**TASK MATERIAL:**
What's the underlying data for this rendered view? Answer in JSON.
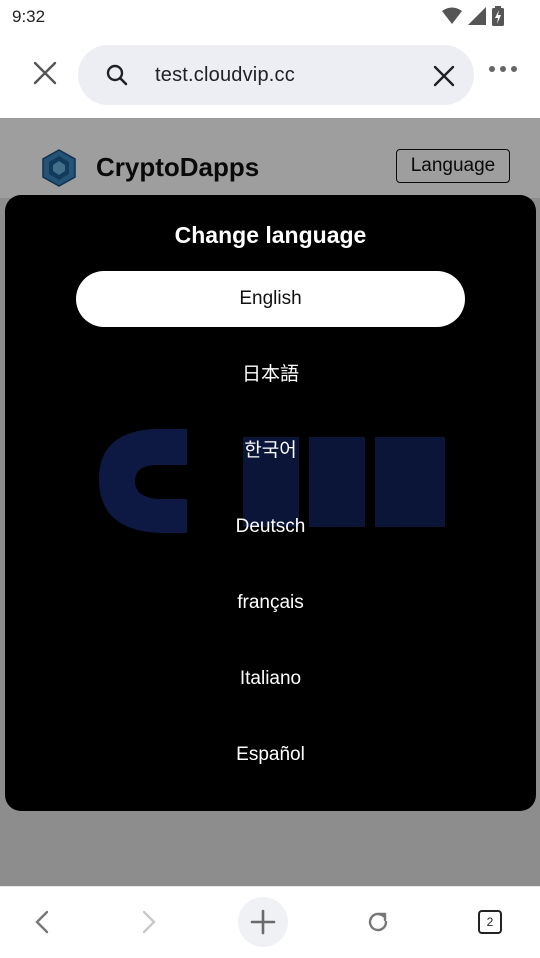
{
  "status_bar": {
    "time": "9:32",
    "icons": [
      "wifi-icon",
      "signal-icon",
      "battery-icon"
    ]
  },
  "browser": {
    "url": "test.cloudvip.cc",
    "icons": {
      "close": "close-icon",
      "search": "search-icon",
      "clear": "clear-icon",
      "menu": "more-icon"
    }
  },
  "site": {
    "name": "CryptoDapps",
    "language_button": "Language"
  },
  "modal": {
    "title": "Change language",
    "languages": [
      "English",
      "日本語",
      "한국어",
      "Deutsch",
      "français",
      "Italiano",
      "Español"
    ],
    "selected": "English"
  },
  "toolbar": {
    "tab_count": "2",
    "icons": [
      "back-icon",
      "forward-icon",
      "new-tab-icon",
      "reload-icon",
      "tabs-icon"
    ]
  },
  "colors": {
    "modal_bg": "#000000",
    "selected_bg": "#ffffff",
    "url_field_bg": "#eceef3",
    "logo_blue": "#2b6fa8"
  }
}
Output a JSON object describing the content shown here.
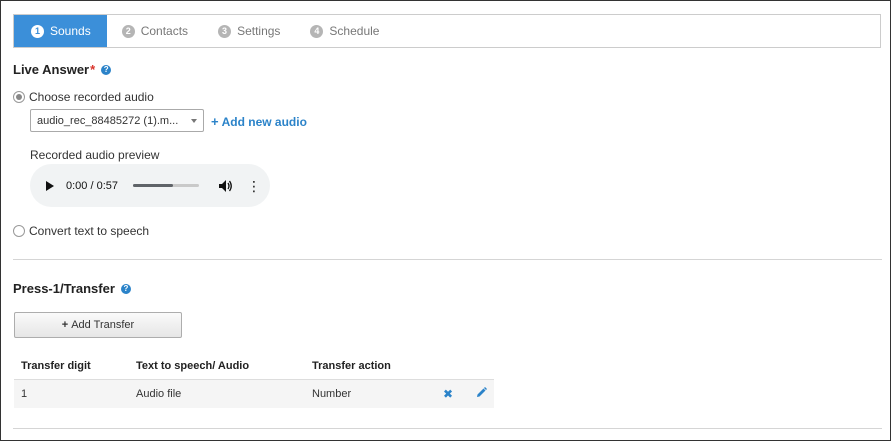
{
  "steps": [
    {
      "num": "1",
      "label": "Sounds",
      "active": true
    },
    {
      "num": "2",
      "label": "Contacts",
      "active": false
    },
    {
      "num": "3",
      "label": "Settings",
      "active": false
    },
    {
      "num": "4",
      "label": "Schedule",
      "active": false
    }
  ],
  "live_answer": {
    "title": "Live Answer",
    "required_mark": "*",
    "help_icon": "question-circle-icon",
    "option_recorded": "Choose recorded audio",
    "selected_audio": "audio_rec_88485272 (1).m...",
    "add_audio_label": "Add new audio",
    "preview_label": "Recorded audio preview",
    "player": {
      "time": "0:00 / 0:57",
      "progress_fraction": 0.6
    },
    "option_tts": "Convert text to speech"
  },
  "transfer": {
    "title": "Press-1/Transfer",
    "add_button": "Add Transfer",
    "columns": [
      "Transfer digit",
      "Text to speech/ Audio",
      "Transfer action"
    ],
    "rows": [
      {
        "digit": "1",
        "audio": "Audio file",
        "action": "Number"
      }
    ]
  },
  "colors": {
    "accent": "#3b8fd9",
    "link": "#2b83c9",
    "required": "#d9342b"
  }
}
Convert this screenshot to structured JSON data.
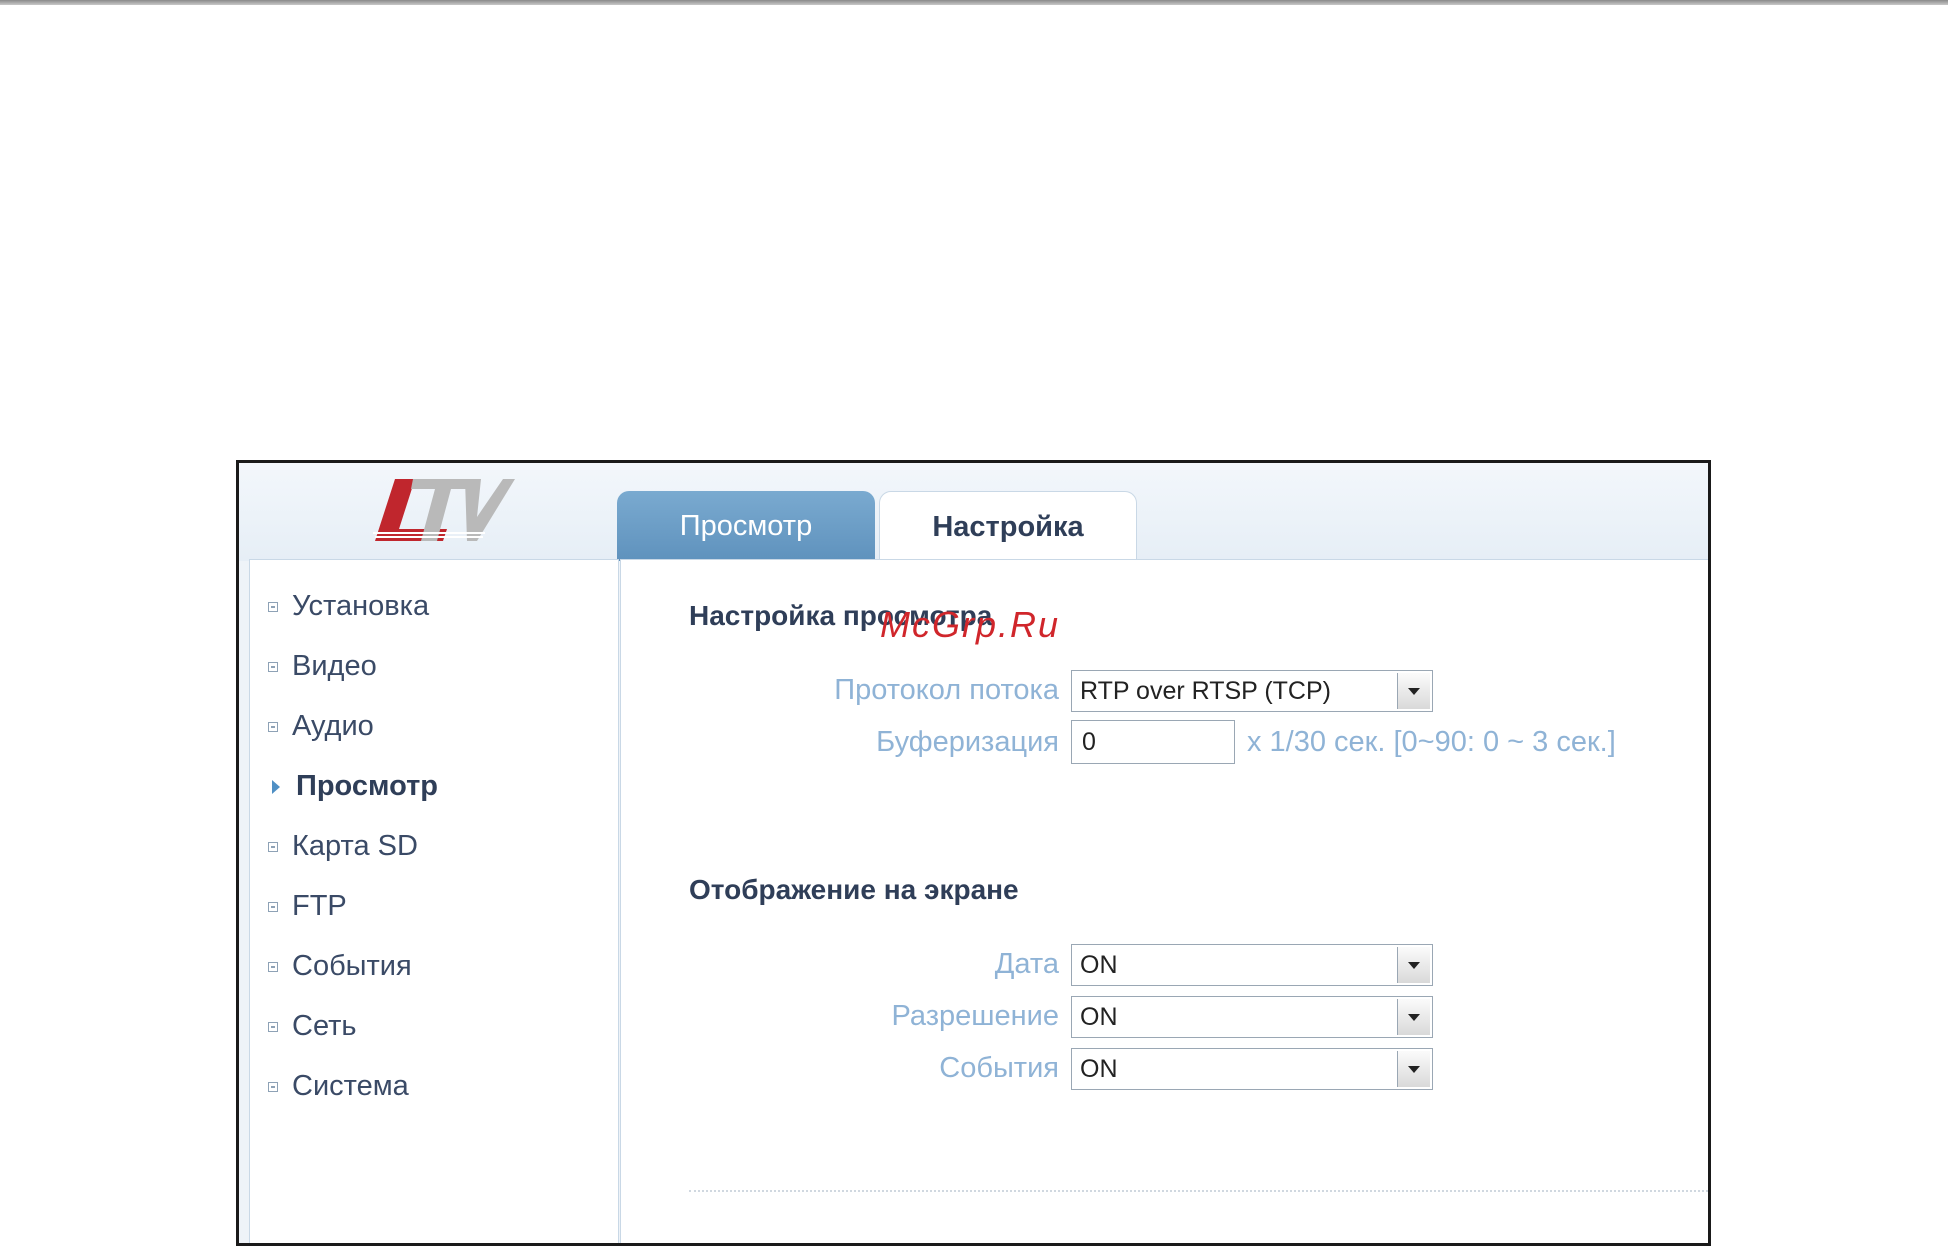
{
  "brand": {
    "logo_text": "LTV",
    "logo_color": "#c0262d"
  },
  "tabs": [
    {
      "label": "Просмотр",
      "active": false
    },
    {
      "label": "Настройка",
      "active": true
    }
  ],
  "sidebar": {
    "items": [
      {
        "label": "Установка",
        "active": false
      },
      {
        "label": "Видео",
        "active": false
      },
      {
        "label": "Аудио",
        "active": false
      },
      {
        "label": "Просмотр",
        "active": true
      },
      {
        "label": "Карта SD",
        "active": false
      },
      {
        "label": "FTP",
        "active": false
      },
      {
        "label": "События",
        "active": false
      },
      {
        "label": "Сеть",
        "active": false
      },
      {
        "label": "Система",
        "active": false
      }
    ]
  },
  "view_settings": {
    "title": "Настройка просмотра",
    "protocol": {
      "label": "Протокол потока",
      "value": "RTP over RTSP (TCP)"
    },
    "buffering": {
      "label": "Буферизация",
      "value": "0",
      "hint": "x 1/30 сек. [0~90: 0 ~ 3 сек.]"
    }
  },
  "osd": {
    "title": "Отображение на экране",
    "fields": [
      {
        "label": "Дата",
        "value": "ON"
      },
      {
        "label": "Разрешение",
        "value": "ON"
      },
      {
        "label": "События",
        "value": "ON"
      }
    ]
  },
  "watermark": "McGrp.Ru",
  "colors": {
    "accent": "#5f92bd",
    "label": "#8fb3d6",
    "heading": "#2f3e58"
  }
}
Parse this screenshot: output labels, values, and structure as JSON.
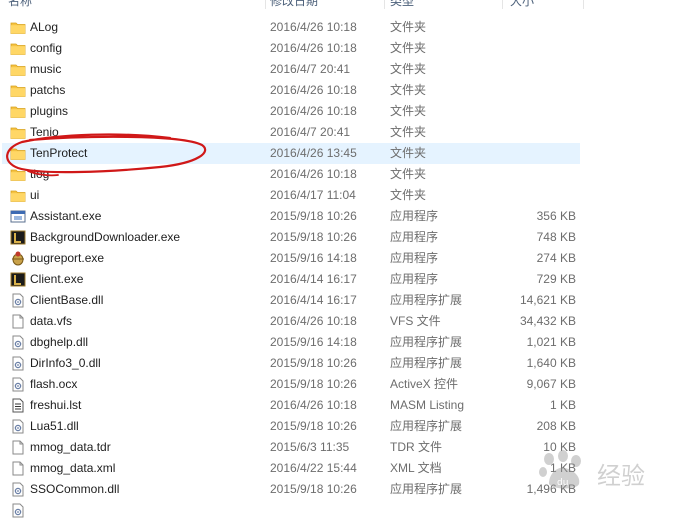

**SHORT TASK:** How many lines of the records contain the string "JSON"? Respond with the number alone.

**COMPLETED TASK:** 4